* EXERCISE AIM *
Where a line holds the word "bottom", copy that line.

——

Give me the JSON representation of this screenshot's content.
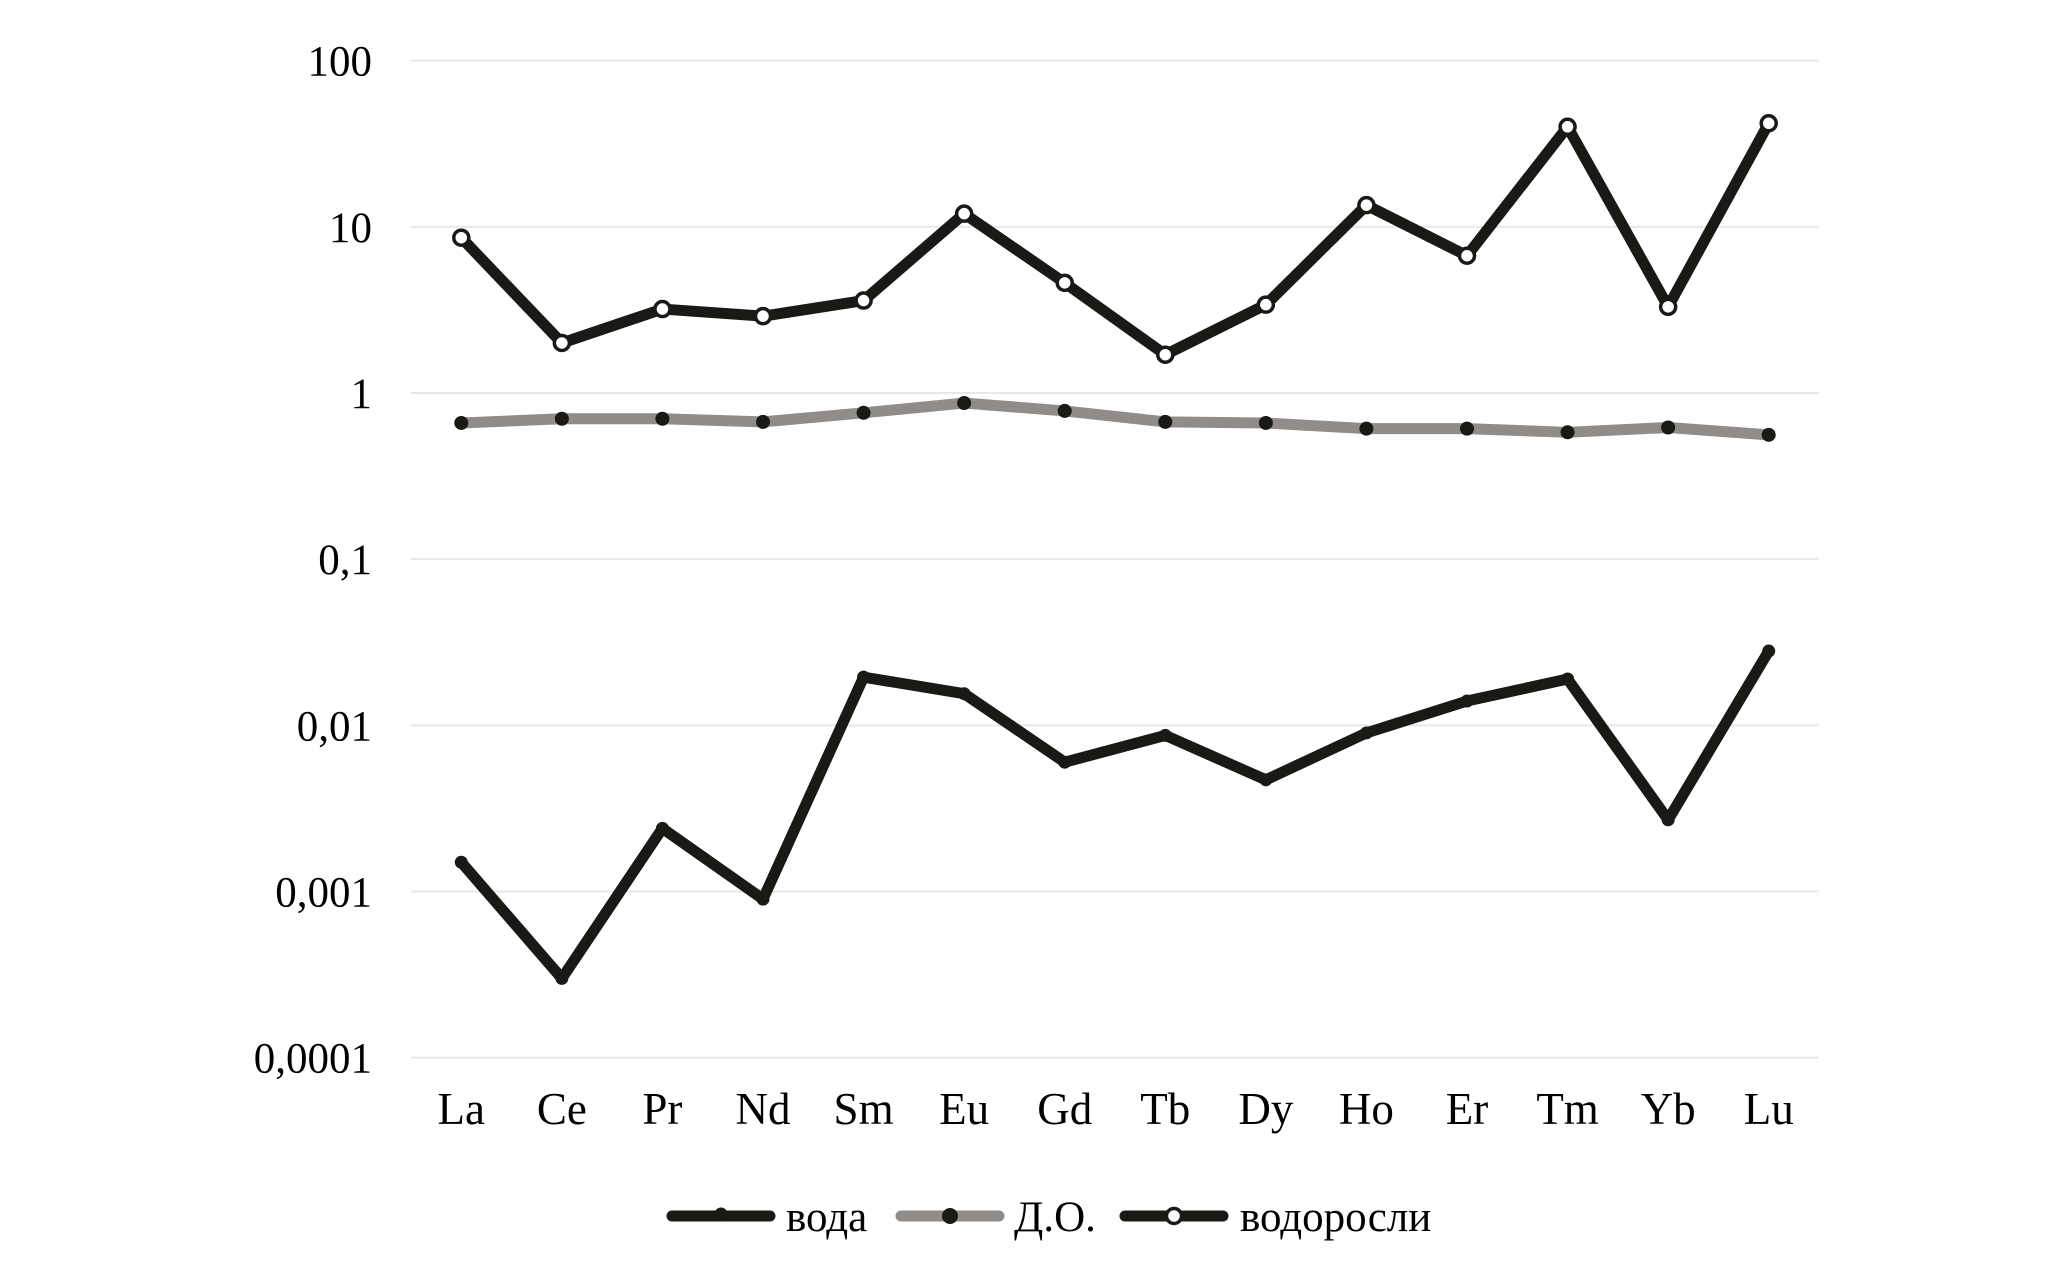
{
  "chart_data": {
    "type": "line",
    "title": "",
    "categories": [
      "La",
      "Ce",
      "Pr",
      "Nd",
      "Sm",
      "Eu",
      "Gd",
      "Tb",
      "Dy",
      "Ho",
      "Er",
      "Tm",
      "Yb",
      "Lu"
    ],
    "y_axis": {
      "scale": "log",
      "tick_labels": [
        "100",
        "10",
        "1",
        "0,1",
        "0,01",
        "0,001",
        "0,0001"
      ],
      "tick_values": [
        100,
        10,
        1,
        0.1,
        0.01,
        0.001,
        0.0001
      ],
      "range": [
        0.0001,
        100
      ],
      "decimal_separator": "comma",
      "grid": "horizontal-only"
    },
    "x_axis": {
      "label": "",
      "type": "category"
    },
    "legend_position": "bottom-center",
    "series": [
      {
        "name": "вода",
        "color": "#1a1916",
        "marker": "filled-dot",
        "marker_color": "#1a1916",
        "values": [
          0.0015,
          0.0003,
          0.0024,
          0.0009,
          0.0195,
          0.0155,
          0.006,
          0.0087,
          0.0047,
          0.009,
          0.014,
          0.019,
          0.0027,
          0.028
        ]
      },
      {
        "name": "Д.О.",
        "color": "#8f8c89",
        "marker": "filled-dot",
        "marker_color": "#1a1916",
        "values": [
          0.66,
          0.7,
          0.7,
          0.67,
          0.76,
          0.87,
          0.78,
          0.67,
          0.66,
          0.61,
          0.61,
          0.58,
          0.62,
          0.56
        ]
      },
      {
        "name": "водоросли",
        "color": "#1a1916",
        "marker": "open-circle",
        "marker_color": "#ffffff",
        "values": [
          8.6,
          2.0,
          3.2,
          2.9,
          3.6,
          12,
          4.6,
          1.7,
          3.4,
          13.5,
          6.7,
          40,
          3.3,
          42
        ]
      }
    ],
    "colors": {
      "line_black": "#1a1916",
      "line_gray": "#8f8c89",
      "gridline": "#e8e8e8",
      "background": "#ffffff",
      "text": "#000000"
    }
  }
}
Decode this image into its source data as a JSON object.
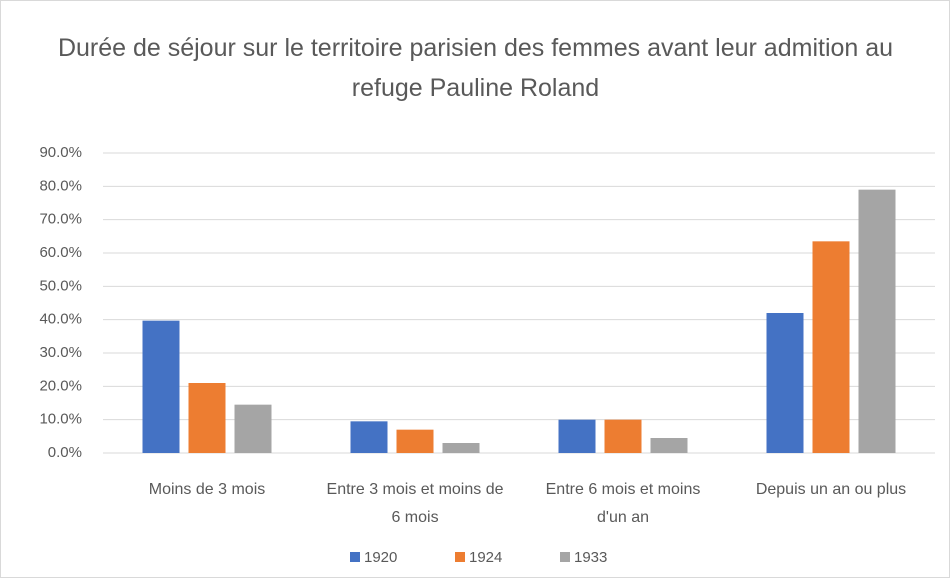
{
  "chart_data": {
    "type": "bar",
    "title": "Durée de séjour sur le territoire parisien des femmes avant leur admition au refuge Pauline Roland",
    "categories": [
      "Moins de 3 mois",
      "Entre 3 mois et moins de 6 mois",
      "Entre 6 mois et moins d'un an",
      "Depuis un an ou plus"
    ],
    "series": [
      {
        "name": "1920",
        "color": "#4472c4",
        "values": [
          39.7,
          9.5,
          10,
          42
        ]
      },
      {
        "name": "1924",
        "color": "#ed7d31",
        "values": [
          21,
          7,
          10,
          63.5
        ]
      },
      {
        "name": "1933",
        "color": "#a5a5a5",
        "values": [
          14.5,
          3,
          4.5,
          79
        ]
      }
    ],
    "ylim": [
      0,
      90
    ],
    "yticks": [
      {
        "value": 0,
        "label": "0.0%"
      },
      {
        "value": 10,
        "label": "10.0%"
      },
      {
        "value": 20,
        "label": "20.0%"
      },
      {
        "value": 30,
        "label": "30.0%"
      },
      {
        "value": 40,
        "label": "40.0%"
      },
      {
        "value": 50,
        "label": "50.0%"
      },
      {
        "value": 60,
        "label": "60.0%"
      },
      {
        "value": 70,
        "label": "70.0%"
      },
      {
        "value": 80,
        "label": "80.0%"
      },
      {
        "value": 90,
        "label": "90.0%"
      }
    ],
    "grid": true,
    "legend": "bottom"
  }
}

——

* RESULT FOR THIS TASK *
    "legend_position": "bottom-center",
    "legend": "bottom"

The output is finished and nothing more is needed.